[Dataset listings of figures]
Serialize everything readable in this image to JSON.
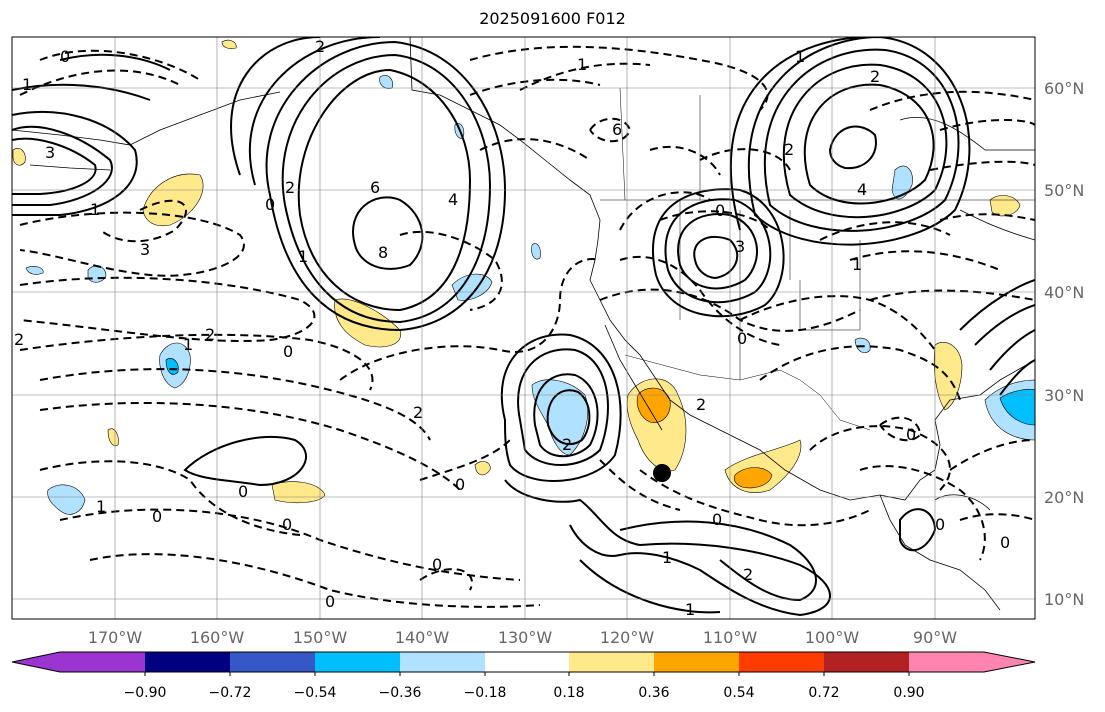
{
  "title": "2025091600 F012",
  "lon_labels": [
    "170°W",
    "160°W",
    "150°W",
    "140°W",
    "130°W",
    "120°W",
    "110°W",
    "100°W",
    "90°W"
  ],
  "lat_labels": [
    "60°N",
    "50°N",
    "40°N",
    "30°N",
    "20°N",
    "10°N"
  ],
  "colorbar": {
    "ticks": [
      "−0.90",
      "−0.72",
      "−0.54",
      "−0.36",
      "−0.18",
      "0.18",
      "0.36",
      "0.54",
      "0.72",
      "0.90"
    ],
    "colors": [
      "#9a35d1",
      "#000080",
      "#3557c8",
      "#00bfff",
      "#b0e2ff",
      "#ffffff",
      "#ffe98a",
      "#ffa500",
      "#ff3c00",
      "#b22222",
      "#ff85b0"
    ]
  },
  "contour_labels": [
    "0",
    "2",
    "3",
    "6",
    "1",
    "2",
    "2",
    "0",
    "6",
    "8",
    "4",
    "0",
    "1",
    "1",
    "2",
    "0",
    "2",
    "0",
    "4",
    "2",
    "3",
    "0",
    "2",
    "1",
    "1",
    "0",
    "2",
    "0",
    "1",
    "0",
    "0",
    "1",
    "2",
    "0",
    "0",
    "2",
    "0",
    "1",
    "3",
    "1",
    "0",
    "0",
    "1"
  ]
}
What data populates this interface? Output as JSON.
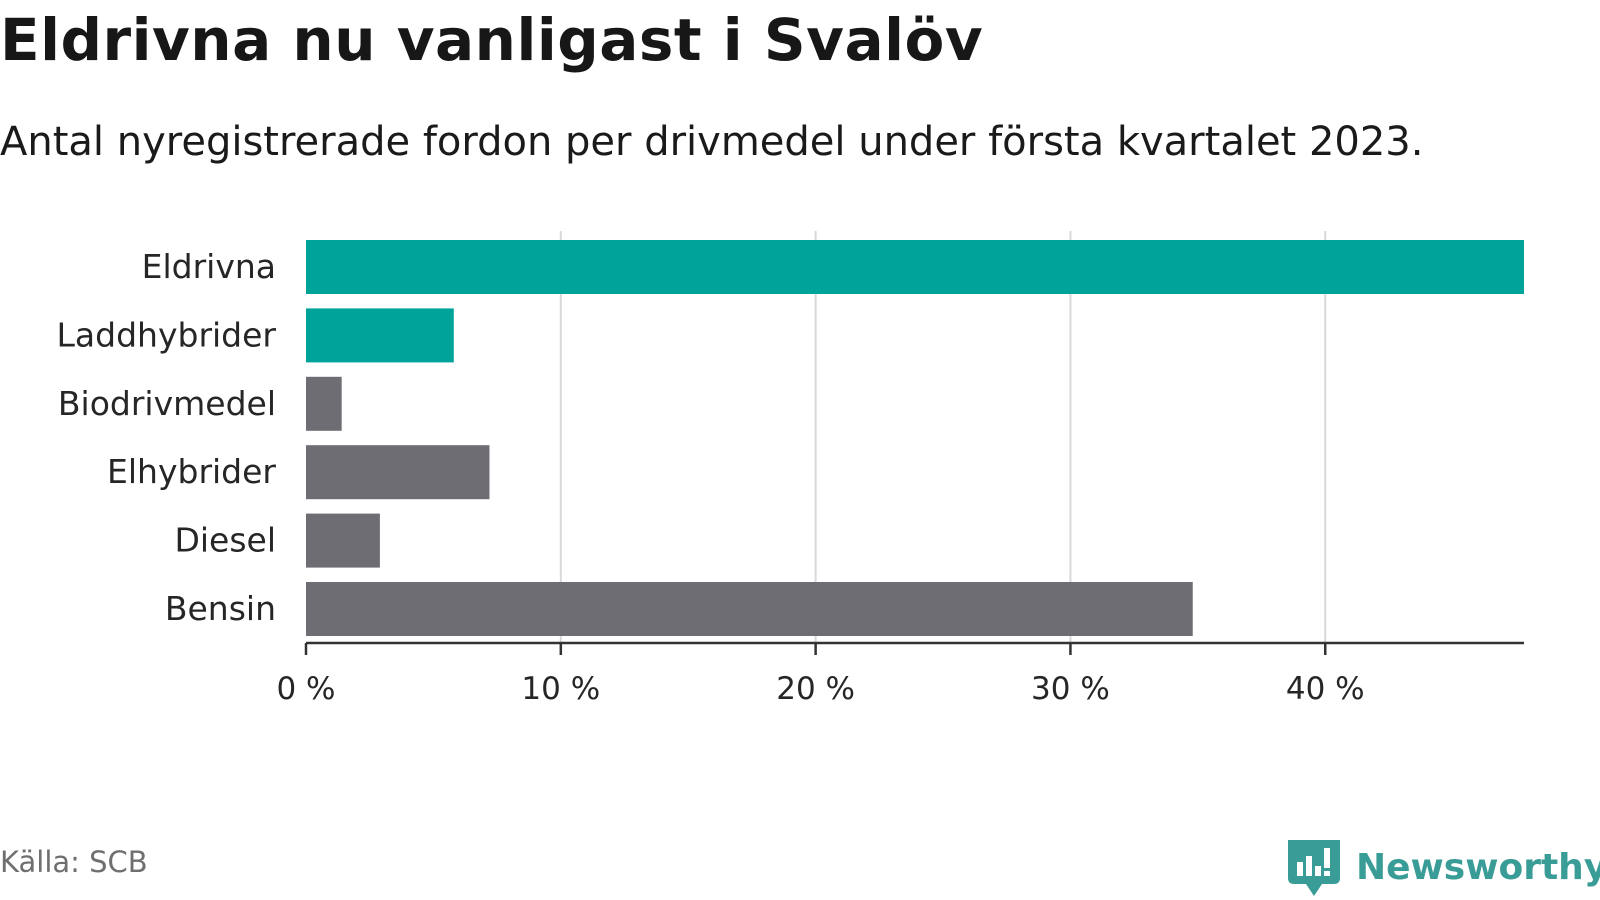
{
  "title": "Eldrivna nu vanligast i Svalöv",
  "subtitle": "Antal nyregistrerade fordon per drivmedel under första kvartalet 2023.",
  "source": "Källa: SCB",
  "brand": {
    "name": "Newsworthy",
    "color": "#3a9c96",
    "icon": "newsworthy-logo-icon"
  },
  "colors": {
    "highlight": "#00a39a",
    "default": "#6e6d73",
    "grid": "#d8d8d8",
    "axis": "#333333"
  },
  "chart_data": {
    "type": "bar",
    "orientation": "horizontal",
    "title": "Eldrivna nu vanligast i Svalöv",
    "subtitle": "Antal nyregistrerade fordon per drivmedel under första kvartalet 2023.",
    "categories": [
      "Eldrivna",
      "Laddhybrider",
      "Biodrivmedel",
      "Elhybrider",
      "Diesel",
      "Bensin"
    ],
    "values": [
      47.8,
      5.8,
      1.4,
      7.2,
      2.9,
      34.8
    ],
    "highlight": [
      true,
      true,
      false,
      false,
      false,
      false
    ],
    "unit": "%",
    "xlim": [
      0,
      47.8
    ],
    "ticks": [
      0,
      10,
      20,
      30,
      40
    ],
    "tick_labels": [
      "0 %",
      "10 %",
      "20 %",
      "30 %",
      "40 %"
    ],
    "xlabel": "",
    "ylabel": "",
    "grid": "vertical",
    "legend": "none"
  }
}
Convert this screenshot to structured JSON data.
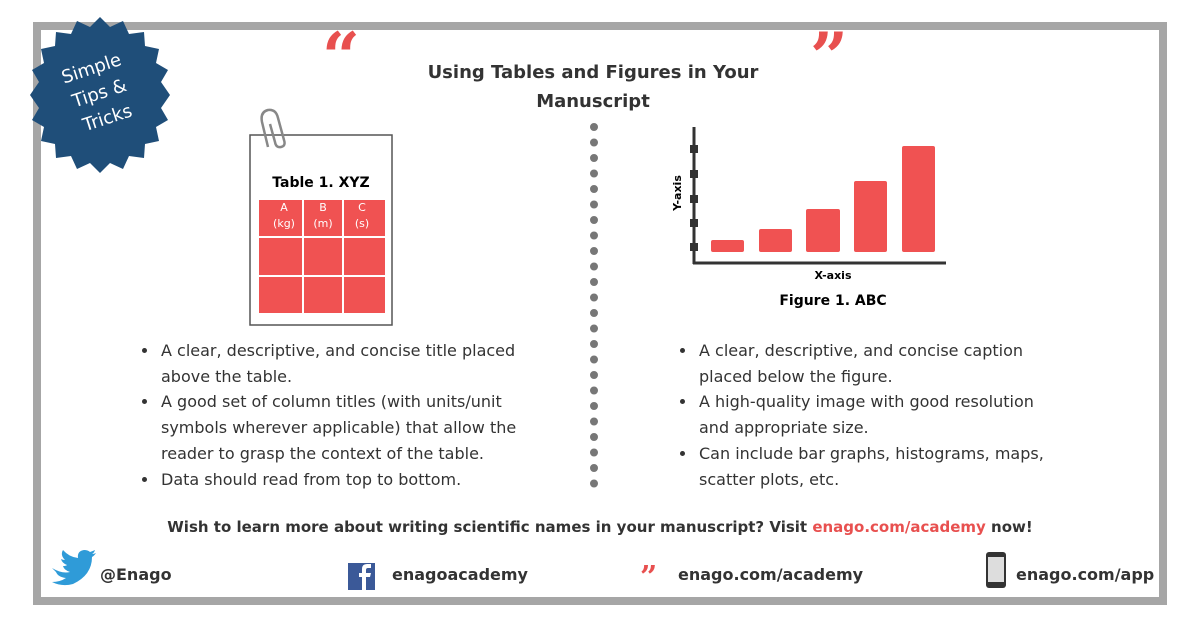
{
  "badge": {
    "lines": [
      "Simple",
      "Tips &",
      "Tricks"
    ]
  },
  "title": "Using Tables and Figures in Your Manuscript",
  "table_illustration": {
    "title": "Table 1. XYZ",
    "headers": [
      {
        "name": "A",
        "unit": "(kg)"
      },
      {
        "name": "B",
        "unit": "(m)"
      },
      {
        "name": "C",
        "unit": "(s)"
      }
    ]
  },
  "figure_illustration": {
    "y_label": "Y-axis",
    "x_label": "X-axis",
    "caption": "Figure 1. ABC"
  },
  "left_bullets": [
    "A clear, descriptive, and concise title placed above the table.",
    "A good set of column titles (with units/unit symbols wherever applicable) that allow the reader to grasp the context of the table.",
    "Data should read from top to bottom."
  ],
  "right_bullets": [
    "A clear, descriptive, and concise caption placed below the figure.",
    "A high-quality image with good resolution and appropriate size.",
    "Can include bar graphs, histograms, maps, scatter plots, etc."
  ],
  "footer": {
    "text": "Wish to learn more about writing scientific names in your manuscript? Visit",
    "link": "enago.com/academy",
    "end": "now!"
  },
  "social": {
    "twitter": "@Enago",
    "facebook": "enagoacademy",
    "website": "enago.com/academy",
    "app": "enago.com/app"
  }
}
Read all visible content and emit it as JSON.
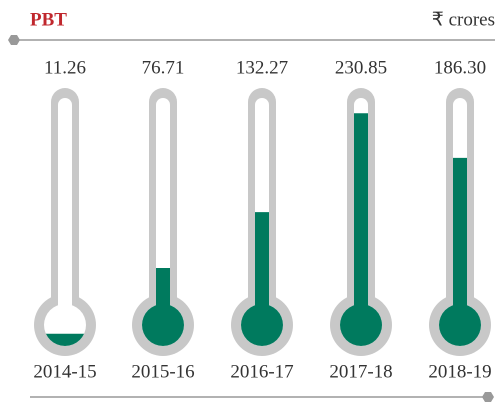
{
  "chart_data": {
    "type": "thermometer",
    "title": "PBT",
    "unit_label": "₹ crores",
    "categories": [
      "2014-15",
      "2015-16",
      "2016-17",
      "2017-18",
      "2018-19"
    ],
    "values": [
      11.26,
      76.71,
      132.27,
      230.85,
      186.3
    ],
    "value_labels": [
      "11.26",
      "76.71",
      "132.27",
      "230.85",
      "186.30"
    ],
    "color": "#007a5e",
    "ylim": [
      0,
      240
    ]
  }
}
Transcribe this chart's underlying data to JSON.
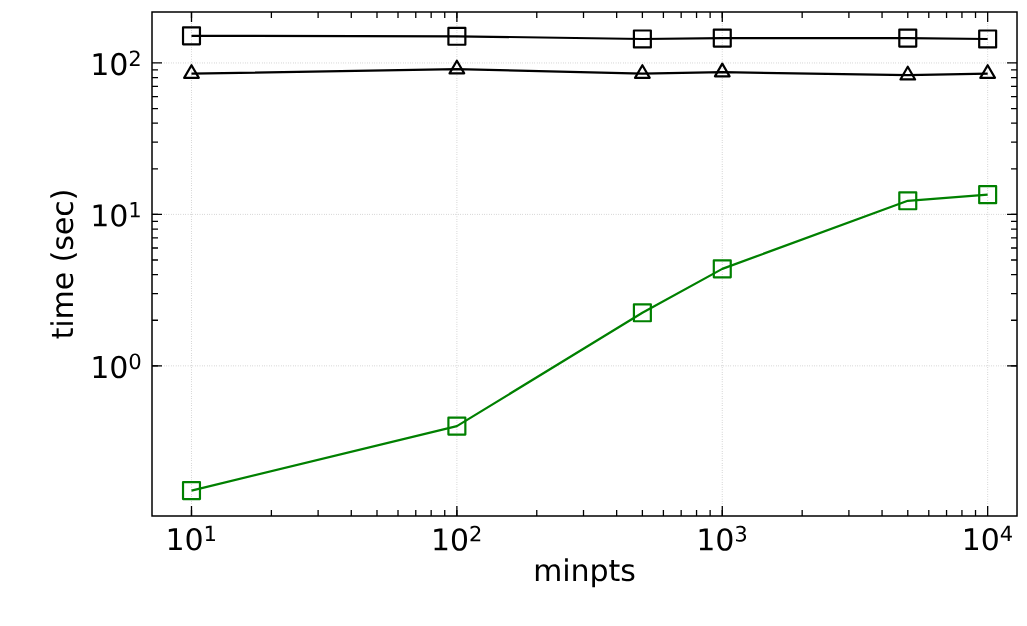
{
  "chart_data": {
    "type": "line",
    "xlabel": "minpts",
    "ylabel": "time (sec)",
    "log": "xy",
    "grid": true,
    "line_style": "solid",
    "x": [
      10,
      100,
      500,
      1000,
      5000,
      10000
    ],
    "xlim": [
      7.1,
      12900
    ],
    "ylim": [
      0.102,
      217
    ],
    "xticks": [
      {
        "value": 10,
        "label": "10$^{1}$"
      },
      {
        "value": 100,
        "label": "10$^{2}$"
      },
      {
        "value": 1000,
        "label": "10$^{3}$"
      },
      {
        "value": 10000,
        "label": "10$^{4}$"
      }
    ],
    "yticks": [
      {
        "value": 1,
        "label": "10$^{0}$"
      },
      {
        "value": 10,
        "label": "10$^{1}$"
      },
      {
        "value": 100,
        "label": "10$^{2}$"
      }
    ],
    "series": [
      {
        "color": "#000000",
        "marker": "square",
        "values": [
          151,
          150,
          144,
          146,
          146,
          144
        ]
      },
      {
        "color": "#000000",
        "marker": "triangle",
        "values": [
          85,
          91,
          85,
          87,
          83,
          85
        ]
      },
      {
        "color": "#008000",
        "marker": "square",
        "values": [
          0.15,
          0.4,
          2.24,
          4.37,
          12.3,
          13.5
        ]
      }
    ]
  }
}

* **Required task**:
Which lines in the listing above hold the word "Svalöv"? Show each of them.

* **Task result**:
  "title": "Eldrivna nu vanligast i Svalöv",
    "title": "Eldrivna nu vanligast i Svalöv",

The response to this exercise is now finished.